▶ Objective
Pick out the lines below that contain the string "реализации" and copy them all.

▶ Items
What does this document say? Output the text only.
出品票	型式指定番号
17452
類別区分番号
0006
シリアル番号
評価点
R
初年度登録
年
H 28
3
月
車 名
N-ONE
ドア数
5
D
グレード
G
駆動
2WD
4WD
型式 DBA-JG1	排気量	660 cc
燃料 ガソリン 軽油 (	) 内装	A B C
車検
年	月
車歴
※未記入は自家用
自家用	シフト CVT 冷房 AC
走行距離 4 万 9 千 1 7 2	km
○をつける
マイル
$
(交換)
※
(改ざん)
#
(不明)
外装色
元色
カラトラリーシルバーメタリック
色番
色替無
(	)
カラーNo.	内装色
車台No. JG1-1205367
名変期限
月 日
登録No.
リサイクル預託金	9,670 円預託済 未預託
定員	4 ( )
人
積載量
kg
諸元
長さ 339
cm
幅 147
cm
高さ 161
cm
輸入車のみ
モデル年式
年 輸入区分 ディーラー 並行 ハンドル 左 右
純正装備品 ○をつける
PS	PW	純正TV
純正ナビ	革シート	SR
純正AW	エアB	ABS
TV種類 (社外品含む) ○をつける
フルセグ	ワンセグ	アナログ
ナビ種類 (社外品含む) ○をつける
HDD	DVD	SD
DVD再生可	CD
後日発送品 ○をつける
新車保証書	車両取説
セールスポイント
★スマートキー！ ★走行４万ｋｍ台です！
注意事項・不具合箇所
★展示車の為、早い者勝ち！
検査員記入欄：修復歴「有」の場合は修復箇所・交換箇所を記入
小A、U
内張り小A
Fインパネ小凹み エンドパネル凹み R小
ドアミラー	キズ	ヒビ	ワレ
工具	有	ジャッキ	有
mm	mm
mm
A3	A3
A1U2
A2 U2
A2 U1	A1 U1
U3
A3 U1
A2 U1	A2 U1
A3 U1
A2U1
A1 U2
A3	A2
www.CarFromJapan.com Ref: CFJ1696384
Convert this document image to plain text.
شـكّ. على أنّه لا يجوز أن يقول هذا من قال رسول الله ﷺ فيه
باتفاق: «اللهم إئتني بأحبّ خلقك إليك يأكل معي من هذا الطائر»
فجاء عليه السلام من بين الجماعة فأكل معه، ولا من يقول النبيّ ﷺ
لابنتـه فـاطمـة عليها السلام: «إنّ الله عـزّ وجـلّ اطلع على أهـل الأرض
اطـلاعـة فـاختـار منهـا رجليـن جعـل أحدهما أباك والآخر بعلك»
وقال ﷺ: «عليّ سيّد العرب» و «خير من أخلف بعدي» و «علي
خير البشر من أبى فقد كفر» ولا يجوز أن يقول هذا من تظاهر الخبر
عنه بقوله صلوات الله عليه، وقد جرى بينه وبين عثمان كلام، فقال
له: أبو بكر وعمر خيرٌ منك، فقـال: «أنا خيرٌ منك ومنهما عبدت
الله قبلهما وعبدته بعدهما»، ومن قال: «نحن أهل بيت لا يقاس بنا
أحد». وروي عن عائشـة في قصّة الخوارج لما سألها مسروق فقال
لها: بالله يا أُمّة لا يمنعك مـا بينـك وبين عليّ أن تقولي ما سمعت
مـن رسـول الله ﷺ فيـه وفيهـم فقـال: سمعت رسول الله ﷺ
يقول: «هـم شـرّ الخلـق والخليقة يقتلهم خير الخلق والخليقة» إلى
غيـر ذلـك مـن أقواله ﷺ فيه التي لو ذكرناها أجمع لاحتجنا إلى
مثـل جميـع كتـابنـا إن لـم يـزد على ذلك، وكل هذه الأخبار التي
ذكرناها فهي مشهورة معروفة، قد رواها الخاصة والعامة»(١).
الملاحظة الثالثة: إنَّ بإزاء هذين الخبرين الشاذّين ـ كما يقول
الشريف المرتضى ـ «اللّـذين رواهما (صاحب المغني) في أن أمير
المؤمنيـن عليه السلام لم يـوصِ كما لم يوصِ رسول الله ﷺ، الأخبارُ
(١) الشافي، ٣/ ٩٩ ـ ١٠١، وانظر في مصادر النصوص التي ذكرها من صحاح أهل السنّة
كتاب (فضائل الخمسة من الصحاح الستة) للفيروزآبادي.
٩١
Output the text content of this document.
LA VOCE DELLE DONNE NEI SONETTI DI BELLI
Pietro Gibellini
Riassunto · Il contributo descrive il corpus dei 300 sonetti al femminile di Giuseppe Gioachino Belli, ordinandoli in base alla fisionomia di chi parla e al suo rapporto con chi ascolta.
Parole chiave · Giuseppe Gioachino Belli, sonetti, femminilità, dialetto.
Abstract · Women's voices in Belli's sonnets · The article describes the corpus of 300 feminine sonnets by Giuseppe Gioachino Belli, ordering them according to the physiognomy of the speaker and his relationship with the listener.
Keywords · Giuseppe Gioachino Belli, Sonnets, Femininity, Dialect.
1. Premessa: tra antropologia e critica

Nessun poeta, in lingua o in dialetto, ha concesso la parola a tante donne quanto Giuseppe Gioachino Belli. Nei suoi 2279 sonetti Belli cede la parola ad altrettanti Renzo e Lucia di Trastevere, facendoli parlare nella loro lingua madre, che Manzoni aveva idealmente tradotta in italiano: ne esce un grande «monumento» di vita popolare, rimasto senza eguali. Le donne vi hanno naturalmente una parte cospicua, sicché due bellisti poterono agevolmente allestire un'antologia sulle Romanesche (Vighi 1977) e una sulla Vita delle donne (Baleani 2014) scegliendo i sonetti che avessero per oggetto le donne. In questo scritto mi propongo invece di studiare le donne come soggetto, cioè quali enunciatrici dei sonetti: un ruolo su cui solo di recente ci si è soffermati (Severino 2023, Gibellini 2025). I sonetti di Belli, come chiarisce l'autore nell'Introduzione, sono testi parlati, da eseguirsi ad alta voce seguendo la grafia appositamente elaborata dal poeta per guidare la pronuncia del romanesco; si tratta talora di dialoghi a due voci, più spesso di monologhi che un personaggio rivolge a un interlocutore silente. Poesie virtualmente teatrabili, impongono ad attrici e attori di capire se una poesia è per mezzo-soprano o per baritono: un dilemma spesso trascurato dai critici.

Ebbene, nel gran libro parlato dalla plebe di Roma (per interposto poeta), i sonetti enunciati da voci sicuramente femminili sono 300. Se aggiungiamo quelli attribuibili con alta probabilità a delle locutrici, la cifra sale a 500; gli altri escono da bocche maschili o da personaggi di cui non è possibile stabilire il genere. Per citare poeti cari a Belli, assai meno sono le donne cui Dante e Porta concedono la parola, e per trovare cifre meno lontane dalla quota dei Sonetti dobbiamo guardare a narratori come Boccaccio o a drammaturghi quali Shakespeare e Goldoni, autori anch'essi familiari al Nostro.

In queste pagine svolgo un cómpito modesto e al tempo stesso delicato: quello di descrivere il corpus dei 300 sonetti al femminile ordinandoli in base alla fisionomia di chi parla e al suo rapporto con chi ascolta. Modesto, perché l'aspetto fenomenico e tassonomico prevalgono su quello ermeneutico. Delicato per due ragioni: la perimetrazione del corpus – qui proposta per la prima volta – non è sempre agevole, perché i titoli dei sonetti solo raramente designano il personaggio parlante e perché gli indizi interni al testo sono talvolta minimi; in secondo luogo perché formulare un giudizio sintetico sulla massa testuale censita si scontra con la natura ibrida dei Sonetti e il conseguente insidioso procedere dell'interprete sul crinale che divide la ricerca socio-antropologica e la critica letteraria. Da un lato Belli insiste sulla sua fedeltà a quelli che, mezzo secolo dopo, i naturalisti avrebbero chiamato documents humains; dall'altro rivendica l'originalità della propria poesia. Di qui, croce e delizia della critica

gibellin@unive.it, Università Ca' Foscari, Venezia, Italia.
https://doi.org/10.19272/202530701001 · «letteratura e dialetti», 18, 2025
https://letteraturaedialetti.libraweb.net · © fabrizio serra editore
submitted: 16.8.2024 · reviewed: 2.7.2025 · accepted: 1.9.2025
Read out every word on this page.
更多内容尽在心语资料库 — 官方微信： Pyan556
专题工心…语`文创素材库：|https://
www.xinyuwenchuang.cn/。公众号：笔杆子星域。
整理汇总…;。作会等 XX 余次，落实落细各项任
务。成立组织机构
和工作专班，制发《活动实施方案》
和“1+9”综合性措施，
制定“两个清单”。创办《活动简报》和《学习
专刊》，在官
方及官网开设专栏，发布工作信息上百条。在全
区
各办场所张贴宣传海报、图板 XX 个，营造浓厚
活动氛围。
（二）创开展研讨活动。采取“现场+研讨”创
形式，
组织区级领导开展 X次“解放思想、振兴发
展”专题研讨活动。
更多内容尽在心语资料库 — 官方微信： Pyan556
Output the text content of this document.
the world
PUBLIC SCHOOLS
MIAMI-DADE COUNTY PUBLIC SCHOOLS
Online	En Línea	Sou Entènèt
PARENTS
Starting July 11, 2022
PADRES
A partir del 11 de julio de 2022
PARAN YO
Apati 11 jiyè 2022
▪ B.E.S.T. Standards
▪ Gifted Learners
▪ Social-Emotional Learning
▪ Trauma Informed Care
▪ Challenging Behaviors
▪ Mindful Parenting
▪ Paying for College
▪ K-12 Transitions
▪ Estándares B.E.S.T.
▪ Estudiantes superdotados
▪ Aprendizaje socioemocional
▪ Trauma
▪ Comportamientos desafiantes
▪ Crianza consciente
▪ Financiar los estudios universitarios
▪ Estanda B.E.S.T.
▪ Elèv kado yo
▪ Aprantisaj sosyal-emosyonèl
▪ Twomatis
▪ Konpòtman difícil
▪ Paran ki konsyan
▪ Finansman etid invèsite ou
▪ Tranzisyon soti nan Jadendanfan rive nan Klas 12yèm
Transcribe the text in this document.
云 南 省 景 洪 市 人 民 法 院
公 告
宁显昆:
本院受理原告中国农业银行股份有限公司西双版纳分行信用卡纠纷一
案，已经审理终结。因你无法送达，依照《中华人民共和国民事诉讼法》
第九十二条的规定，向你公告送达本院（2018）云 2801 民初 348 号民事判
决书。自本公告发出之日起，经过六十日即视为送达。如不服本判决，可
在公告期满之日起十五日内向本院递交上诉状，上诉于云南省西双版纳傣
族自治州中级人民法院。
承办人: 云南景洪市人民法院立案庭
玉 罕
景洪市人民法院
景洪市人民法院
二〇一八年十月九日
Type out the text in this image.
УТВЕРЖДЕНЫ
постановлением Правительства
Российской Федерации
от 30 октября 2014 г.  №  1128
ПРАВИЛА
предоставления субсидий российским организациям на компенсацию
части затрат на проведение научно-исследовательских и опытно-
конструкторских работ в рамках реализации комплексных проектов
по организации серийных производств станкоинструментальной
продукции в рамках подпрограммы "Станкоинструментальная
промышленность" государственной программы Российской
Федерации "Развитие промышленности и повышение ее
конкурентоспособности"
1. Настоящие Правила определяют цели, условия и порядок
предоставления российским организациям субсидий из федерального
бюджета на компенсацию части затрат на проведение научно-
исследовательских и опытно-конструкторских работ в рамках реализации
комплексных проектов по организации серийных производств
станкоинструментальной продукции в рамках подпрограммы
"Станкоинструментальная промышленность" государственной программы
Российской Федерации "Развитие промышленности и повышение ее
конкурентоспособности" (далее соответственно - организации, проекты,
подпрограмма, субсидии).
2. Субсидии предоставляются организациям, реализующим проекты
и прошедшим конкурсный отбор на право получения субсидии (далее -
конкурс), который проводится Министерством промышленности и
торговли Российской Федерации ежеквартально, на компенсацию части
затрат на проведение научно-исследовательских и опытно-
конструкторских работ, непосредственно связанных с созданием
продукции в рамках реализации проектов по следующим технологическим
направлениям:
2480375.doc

▶ Output
конструкторских работ в рамках реализации комплексных проектов
исследовательских и опытно-конструкторских работ в рамках реализации
продукции в рамках реализации проектов по следующим технологическим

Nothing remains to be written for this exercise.